→ **Work task**: Please give the data again exactly, with no line dropped.

→ **Entries supplied**:
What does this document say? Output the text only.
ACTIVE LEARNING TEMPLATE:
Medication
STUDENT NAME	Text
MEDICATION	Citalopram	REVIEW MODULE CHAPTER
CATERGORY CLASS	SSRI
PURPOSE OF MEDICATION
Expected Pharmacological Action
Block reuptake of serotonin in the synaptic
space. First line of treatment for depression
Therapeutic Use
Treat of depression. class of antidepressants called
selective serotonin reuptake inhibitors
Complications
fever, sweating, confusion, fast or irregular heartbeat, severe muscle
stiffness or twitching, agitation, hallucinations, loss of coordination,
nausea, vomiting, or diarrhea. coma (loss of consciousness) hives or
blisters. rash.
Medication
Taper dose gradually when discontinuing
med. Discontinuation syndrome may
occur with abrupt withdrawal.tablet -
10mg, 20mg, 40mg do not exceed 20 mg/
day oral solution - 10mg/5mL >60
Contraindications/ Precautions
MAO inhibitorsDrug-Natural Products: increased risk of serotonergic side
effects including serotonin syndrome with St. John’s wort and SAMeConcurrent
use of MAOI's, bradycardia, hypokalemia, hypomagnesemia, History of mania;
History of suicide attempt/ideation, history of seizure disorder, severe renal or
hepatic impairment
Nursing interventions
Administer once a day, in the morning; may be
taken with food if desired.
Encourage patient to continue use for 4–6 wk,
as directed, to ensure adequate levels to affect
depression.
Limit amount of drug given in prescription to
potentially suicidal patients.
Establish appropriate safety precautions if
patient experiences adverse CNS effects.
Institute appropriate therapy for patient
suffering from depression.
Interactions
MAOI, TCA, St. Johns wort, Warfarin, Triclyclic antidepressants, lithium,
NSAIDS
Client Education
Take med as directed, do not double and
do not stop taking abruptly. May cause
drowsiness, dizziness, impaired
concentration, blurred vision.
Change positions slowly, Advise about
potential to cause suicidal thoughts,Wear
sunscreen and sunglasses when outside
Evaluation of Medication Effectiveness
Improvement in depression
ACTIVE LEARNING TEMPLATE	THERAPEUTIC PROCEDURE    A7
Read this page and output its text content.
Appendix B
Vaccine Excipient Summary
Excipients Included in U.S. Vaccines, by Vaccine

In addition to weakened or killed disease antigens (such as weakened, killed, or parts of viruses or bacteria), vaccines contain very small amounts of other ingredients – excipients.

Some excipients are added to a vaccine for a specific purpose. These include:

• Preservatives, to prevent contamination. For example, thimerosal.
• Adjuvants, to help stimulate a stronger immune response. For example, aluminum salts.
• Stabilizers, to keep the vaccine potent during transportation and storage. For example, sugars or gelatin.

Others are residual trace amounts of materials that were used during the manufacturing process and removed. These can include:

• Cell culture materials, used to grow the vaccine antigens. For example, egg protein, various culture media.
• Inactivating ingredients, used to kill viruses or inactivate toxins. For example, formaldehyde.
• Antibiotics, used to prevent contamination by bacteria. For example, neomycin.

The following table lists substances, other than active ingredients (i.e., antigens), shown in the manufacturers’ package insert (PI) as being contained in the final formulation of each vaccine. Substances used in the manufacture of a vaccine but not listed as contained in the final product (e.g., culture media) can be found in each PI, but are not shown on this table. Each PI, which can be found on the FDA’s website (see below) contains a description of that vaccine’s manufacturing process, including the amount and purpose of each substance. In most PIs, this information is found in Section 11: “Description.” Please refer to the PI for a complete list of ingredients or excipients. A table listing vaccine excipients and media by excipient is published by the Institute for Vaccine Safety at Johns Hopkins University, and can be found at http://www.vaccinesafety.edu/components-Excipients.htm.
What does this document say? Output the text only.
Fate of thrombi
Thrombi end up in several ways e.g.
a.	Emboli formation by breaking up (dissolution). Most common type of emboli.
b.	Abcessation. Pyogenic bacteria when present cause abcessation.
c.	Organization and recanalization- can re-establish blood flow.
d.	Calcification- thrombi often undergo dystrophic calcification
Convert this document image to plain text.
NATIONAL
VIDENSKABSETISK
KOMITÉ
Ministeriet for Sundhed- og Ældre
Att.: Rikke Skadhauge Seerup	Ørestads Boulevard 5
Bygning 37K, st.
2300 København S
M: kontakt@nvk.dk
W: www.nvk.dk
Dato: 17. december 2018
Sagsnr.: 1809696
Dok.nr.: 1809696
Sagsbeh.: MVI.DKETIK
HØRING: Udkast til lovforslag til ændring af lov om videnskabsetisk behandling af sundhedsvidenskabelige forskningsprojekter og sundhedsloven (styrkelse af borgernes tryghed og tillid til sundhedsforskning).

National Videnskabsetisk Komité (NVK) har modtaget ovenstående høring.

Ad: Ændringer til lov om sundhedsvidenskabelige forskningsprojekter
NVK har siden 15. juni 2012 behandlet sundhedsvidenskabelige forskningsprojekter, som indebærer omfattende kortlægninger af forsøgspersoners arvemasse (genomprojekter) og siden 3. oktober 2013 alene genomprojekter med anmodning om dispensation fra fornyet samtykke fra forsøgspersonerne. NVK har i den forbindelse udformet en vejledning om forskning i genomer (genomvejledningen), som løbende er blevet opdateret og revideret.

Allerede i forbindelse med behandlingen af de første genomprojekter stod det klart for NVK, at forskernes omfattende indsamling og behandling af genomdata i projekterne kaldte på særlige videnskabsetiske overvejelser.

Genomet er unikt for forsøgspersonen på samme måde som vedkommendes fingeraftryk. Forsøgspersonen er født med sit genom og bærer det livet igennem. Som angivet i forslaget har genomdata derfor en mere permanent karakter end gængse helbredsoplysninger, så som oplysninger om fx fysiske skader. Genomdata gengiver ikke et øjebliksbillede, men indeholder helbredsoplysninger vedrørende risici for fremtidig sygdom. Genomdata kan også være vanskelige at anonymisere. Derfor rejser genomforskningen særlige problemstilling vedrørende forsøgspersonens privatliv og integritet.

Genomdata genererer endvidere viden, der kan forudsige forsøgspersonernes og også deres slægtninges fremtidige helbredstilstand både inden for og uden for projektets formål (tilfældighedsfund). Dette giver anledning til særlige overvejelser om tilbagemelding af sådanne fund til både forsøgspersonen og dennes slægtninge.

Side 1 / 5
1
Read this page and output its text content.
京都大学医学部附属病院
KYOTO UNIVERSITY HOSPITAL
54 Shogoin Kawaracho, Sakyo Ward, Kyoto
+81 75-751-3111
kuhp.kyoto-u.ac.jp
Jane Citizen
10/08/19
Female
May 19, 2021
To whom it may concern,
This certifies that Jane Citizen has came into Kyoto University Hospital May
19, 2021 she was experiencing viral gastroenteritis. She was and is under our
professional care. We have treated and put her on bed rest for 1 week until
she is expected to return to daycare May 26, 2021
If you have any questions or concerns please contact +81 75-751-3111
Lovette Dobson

→ **Expected output**:
What does this document say? Output the text only.
ACTIVE LEARNING TEMPLATE:
Medication
STUDENT NAME	Text
MEDICATION	Citalopram	REVIEW MODULE CHAPTER
CATERGORY CLASS	SSRI
PURPOSE OF MEDICATION
Expected Pharmacological Action
Block reuptake of serotonin in the synaptic
space. First line of treatment for depression
Therapeutic Use
Treat of depression. class of antidepressants called
selective serotonin reuptake inhibitors
Complications
fever, sweating, confusion, fast or irregular heartbeat, severe muscle
stiffness or twitching, agitation, hallucinations, loss of coordination,
nausea, vomiting, or diarrhea. coma (loss of consciousness) hives or
blisters. rash.
Medication
Taper dose gradually when discontinuing
med. Discontinuation syndrome may
occur with abrupt withdrawal.tablet -
10mg, 20mg, 40mg do not exceed 20 mg/
day oral solution - 10mg/5mL >60
Contraindications/ Precautions
MAO inhibitorsDrug-Natural Products: increased risk of serotonergic side
effects including serotonin syndrome with St. John’s wort and SAMeConcurrent
use of MAOI's, bradycardia, hypokalemia, hypomagnesemia, History of mania;
History of suicide attempt/ideation, history of seizure disorder, severe renal or
hepatic impairment
Nursing interventions
Administer once a day, in the morning; may be
taken with food if desired.
Encourage patient to continue use for 4–6 wk,
as directed, to ensure adequate levels to affect
depression.
Limit amount of drug given in prescription to
potentially suicidal patients.
Establish appropriate safety precautions if
patient experiences adverse CNS effects.
Institute appropriate therapy for patient
suffering from depression.
Interactions
MAOI, TCA, St. Johns wort, Warfarin, Triclyclic antidepressants, lithium,
NSAIDS
Client Education
Take med as directed, do not double and
do not stop taking abruptly. May cause
drowsiness, dizziness, impaired
concentration, blurred vision.
Change positions slowly, Advise about
potential to cause suicidal thoughts,Wear
sunscreen and sunglasses when outside
Evaluation of Medication Effectiveness
Improvement in depression
ACTIVE LEARNING TEMPLATE	THERAPEUTIC PROCEDURE    A7
Read this page and output its text content.
Appendix B
Vaccine Excipient Summary
Excipients Included in U.S. Vaccines, by Vaccine

In addition to weakened or killed disease antigens (such as weakened, killed, or parts of viruses or bacteria), vaccines contain very small amounts of other ingredients – excipients.

Some excipients are added to a vaccine for a specific purpose. These include:

• Preservatives, to prevent contamination. For example, thimerosal.
• Adjuvants, to help stimulate a stronger immune response. For example, aluminum salts.
• Stabilizers, to keep the vaccine potent during transportation and storage. For example, sugars or gelatin.

Others are residual trace amounts of materials that were used during the manufacturing process and removed. These can include:

• Cell culture materials, used to grow the vaccine antigens. For example, egg protein, various culture media.
• Inactivating ingredients, used to kill viruses or inactivate toxins. For example, formaldehyde.
• Antibiotics, used to prevent contamination by bacteria. For example, neomycin.

The following table lists substances, other than active ingredients (i.e., antigens), shown in the manufacturers’ package insert (PI) as being contained in the final formulation of each vaccine. Substances used in the manufacture of a vaccine but not listed as contained in the final product (e.g., culture media) can be found in each PI, but are not shown on this table. Each PI, which can be found on the FDA’s website (see below) contains a description of that vaccine’s manufacturing process, including the amount and purpose of each substance. In most PIs, this information is found in Section 11: “Description.” Please refer to the PI for a complete list of ingredients or excipients. A table listing vaccine excipients and media by excipient is published by the Institute for Vaccine Safety at Johns Hopkins University, and can be found at http://www.vaccinesafety.edu/components-Excipients.htm.
What does this document say? Output the text only.
Fate of thrombi
Thrombi end up in several ways e.g.
a.	Emboli formation by breaking up (dissolution). Most common type of emboli.
b.	Abcessation. Pyogenic bacteria when present cause abcessation.
c.	Organization and recanalization- can re-establish blood flow.
d.	Calcification- thrombi often undergo dystrophic calcification
Convert this document image to plain text.
NATIONAL
VIDENSKABSETISK
KOMITÉ
Ministeriet for Sundhed- og Ældre
Att.: Rikke Skadhauge Seerup	Ørestads Boulevard 5
Bygning 37K, st.
2300 København S
M: kontakt@nvk.dk
W: www.nvk.dk
Dato: 17. december 2018
Sagsnr.: 1809696
Dok.nr.: 1809696
Sagsbeh.: MVI.DKETIK
HØRING: Udkast til lovforslag til ændring af lov om videnskabsetisk behandling af sundhedsvidenskabelige forskningsprojekter og sundhedsloven (styrkelse af borgernes tryghed og tillid til sundhedsforskning).

National Videnskabsetisk Komité (NVK) har modtaget ovenstående høring.

Ad: Ændringer til lov om sundhedsvidenskabelige forskningsprojekter
NVK har siden 15. juni 2012 behandlet sundhedsvidenskabelige forskningsprojekter, som indebærer omfattende kortlægninger af forsøgspersoners arvemasse (genomprojekter) og siden 3. oktober 2013 alene genomprojekter med anmodning om dispensation fra fornyet samtykke fra forsøgspersonerne. NVK har i den forbindelse udformet en vejledning om forskning i genomer (genomvejledningen), som løbende er blevet opdateret og revideret.

Allerede i forbindelse med behandlingen af de første genomprojekter stod det klart for NVK, at forskernes omfattende indsamling og behandling af genomdata i projekterne kaldte på særlige videnskabsetiske overvejelser.

Genomet er unikt for forsøgspersonen på samme måde som vedkommendes fingeraftryk. Forsøgspersonen er født med sit genom og bærer det livet igennem. Som angivet i forslaget har genomdata derfor en mere permanent karakter end gængse helbredsoplysninger, så som oplysninger om fx fysiske skader. Genomdata gengiver ikke et øjebliksbillede, men indeholder helbredsoplysninger vedrørende risici for fremtidig sygdom. Genomdata kan også være vanskelige at anonymisere. Derfor rejser genomforskningen særlige problemstilling vedrørende forsøgspersonens privatliv og integritet.

Genomdata genererer endvidere viden, der kan forudsige forsøgspersonernes og også deres slægtninges fremtidige helbredstilstand både inden for og uden for projektets formål (tilfældighedsfund). Dette giver anledning til særlige overvejelser om tilbagemelding af sådanne fund til både forsøgspersonen og dennes slægtninge.

Side 1 / 5
1
Read this page and output its text content.
京都大学医学部附属病院
KYOTO UNIVERSITY HOSPITAL
54 Shogoin Kawaracho, Sakyo Ward, Kyoto
+81 75-751-3111
kuhp.kyoto-u.ac.jp
Jane Citizen
10/08/19
Female
May 19, 2021
To whom it may concern,
This certifies that Jane Citizen has came into Kyoto University Hospital May
19, 2021 she was experiencing viral gastroenteritis. She was and is under our
professional care. We have treated and put her on bed rest for 1 week until
she is expected to return to daycare May 26, 2021
If you have any questions or concerns please contact +81 75-751-3111
Lovette Dobson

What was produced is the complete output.